(Records)
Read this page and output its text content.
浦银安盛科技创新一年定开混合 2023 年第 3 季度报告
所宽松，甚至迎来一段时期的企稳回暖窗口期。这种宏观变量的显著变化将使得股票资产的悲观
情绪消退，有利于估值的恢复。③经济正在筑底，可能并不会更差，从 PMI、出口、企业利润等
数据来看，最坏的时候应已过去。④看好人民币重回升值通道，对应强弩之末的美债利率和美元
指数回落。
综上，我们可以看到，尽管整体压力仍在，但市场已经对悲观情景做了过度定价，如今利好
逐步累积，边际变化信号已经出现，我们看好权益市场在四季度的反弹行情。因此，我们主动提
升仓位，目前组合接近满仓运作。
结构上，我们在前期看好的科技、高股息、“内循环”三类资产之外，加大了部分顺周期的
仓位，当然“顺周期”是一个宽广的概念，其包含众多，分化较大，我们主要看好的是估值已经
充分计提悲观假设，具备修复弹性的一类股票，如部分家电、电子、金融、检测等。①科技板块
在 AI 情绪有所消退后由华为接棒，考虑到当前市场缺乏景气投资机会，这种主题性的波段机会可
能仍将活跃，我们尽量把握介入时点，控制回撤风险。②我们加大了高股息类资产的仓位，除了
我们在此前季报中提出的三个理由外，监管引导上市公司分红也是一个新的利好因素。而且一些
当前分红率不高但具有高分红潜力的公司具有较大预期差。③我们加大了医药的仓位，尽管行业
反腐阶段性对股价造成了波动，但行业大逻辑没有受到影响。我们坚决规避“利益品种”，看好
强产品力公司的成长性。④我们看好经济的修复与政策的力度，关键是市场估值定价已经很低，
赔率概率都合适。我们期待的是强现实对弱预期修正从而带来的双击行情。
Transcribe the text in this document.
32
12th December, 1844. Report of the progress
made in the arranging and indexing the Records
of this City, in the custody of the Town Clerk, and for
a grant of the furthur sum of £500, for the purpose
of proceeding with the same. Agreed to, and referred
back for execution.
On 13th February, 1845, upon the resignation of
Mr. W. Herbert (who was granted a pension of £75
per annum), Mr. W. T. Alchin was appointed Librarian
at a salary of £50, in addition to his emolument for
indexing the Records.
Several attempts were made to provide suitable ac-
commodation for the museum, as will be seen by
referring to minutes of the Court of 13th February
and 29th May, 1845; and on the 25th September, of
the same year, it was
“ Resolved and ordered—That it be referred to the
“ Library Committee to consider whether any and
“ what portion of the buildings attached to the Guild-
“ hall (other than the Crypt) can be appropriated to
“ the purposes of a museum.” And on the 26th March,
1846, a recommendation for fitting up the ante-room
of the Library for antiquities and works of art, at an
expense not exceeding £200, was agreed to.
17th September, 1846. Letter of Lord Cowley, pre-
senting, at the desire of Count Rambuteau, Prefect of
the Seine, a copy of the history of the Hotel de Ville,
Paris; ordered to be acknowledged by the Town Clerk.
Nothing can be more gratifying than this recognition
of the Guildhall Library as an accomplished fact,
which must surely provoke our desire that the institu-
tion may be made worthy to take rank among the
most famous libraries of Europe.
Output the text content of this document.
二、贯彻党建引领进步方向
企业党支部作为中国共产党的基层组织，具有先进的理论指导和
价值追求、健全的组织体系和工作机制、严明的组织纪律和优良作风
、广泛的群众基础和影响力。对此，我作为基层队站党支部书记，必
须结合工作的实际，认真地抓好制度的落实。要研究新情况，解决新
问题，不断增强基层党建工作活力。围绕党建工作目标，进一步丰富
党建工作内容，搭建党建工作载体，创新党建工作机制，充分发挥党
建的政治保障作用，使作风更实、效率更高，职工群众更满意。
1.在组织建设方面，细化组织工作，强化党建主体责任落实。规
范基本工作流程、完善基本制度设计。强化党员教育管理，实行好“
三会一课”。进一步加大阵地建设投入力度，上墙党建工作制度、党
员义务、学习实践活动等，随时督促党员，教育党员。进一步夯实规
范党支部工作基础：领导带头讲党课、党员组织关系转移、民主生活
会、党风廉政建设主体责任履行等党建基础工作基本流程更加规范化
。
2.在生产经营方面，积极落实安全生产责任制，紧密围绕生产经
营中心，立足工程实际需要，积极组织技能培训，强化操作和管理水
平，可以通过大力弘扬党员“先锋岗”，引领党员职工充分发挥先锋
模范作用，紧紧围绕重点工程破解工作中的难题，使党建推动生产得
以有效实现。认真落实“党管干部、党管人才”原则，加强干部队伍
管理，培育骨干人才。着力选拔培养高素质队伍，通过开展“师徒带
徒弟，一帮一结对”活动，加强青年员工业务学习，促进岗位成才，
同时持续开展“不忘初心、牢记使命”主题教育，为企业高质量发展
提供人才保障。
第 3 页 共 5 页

The problem -> Copy down every line of the material above that includes the string "Clerk".

Reply ->
of this City, in the custody of the Town Clerk, and for
Paris; ordered to be acknowledged by the Town Clerk.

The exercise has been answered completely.